REQUIRED WORK:
Each line that follows should be printed again exactly as it stands.

INPUT ROWS:
## Begin

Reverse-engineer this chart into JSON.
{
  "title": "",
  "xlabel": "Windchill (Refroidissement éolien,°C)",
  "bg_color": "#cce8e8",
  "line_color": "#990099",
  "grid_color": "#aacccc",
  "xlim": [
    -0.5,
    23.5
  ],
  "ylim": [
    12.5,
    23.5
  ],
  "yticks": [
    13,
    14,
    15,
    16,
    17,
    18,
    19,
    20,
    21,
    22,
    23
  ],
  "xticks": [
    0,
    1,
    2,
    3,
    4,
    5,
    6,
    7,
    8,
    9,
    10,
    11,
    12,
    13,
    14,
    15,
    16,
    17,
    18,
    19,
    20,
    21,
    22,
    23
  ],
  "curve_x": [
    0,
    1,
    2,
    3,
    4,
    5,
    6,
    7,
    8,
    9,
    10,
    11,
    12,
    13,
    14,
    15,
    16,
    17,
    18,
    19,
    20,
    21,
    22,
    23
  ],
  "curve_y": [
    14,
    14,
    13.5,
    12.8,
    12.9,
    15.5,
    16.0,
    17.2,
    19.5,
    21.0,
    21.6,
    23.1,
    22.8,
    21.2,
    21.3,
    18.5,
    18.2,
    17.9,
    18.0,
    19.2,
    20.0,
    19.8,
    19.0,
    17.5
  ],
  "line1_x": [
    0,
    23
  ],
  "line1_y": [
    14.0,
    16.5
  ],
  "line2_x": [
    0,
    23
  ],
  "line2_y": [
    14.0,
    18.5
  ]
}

## End

CORRECT OUTPUT:
Reverse-engineer this chart into JSON.
{
  "title": "",
  "xlabel": "Windchill (Refroidissement éolien,°C)",
  "bg_color": "#cce8e8",
  "line_color": "#990099",
  "grid_color": "#aacccc",
  "xlim": [
    -0.5,
    23.5
  ],
  "ylim": [
    12.5,
    23.5
  ],
  "yticks": [
    13,
    14,
    15,
    16,
    17,
    18,
    19,
    20,
    21,
    22,
    23
  ],
  "xticks": [
    0,
    1,
    2,
    3,
    4,
    5,
    6,
    7,
    8,
    9,
    10,
    11,
    12,
    13,
    14,
    15,
    16,
    17,
    18,
    19,
    20,
    21,
    22,
    23
  ],
  "curve_x": [
    0,
    1,
    2,
    3,
    4,
    5,
    6,
    7,
    8,
    9,
    10,
    11,
    12,
    13,
    14,
    15,
    16,
    17,
    18,
    19,
    20,
    21,
    22,
    23
  ],
  "curve_y": [
    14,
    14,
    13.5,
    12.8,
    12.9,
    15.5,
    16.0,
    17.2,
    19.5,
    21.0,
    21.6,
    23.1,
    22.8,
    21.2,
    21.3,
    18.5,
    18.2,
    17.9,
    18.0,
    19.2,
    20.0,
    19.8,
    19.0,
    17.5
  ],
  "line1_x": [
    0,
    23
  ],
  "line1_y": [
    14.0,
    16.5
  ],
  "line2_x": [
    0,
    23
  ],
  "line2_y": [
    14.0,
    18.5
  ]
}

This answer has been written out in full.